-- begin Task material --

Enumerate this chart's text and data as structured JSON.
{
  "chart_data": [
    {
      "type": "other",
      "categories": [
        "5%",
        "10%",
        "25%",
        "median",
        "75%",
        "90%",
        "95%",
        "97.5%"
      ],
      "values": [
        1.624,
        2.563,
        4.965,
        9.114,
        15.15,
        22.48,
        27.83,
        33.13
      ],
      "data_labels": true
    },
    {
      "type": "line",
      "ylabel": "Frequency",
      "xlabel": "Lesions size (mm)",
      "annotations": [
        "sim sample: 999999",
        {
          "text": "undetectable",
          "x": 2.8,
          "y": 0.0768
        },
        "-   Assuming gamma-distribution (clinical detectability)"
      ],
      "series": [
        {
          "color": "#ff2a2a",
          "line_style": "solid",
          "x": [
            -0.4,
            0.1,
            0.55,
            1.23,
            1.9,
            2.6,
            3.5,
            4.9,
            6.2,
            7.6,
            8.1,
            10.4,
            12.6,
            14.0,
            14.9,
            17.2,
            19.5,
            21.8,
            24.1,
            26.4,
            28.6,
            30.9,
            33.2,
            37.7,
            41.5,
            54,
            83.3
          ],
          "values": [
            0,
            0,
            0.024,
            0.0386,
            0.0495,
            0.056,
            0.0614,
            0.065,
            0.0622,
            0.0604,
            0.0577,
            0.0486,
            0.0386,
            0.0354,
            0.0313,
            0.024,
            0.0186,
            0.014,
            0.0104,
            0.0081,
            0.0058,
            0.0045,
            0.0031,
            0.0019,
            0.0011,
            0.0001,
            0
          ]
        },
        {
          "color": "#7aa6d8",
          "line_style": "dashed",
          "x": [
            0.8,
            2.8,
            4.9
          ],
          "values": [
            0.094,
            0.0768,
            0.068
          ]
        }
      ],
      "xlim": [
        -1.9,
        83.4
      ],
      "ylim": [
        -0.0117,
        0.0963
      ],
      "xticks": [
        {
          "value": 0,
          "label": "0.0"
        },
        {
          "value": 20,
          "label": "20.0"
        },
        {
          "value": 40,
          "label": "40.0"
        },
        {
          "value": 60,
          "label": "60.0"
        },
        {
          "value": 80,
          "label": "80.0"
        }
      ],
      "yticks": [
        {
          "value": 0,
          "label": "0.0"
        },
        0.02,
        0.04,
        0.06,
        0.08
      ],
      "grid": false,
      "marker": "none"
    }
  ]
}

-- end Task material --

- _Task prompt_:
Copy out all of the data exactly, leaving nothing out.

- _Correct output_:
Enumerate this chart's text and data as structured JSON.
{
  "chart_data": [
    {
      "type": "other",
      "categories": [
        "5%",
        "10%",
        "25%",
        "median",
        "75%",
        "90%",
        "95%",
        "97.5%"
      ],
      "values": [
        1.624,
        2.563,
        4.965,
        9.114,
        15.15,
        22.48,
        27.83,
        33.13
      ],
      "data_labels": true
    },
    {
      "type": "line",
      "ylabel": "Frequency",
      "xlabel": "Lesions size (mm)",
      "annotations": [
        "sim sample: 999999",
        {
          "text": "undetectable",
          "x": 2.8,
          "y": 0.0768
        },
        "-   Assuming gamma-distribution (clinical detectability)"
      ],
      "series": [
        {
          "color": "#ff2a2a",
          "line_style": "solid",
          "x": [
            -0.4,
            0.1,
            0.55,
            1.23,
            1.9,
            2.6,
            3.5,
            4.9,
            6.2,
            7.6,
            8.1,
            10.4,
            12.6,
            14.0,
            14.9,
            17.2,
            19.5,
            21.8,
            24.1,
            26.4,
            28.6,
            30.9,
            33.2,
            37.7,
            41.5,
            54,
            83.3
          ],
          "values": [
            0,
            0,
            0.024,
            0.0386,
            0.0495,
            0.056,
            0.0614,
            0.065,
            0.0622,
            0.0604,
            0.0577,
            0.0486,
            0.0386,
            0.0354,
            0.0313,
            0.024,
            0.0186,
            0.014,
            0.0104,
            0.0081,
            0.0058,
            0.0045,
            0.0031,
            0.0019,
            0.0011,
            0.0001,
            0
          ]
        },
        {
          "color": "#7aa6d8",
          "line_style": "dashed",
          "x": [
            0.8,
            2.8,
            4.9
          ],
          "values": [
            0.094,
            0.0768,
            0.068
          ]
        }
      ],
      "xlim": [
        -1.9,
        83.4
      ],
      "ylim": [
        -0.0117,
        0.0963
      ],
      "xticks": [
        {
          "value": 0,
          "label": "0.0"
        },
        {
          "value": 20,
          "label": "20.0"
        },
        {
          "value": 40,
          "label": "40.0"
        },
        {
          "value": 60,
          "label": "60.0"
        },
        {
          "value": 80,
          "label": "80.0"
        }
      ],
      "yticks": [
        {
          "value": 0,
          "label": "0.0"
        },
        0.02,
        0.04,
        0.06,
        0.08
      ],
      "grid": false,
      "marker": "none"
    }
  ]
}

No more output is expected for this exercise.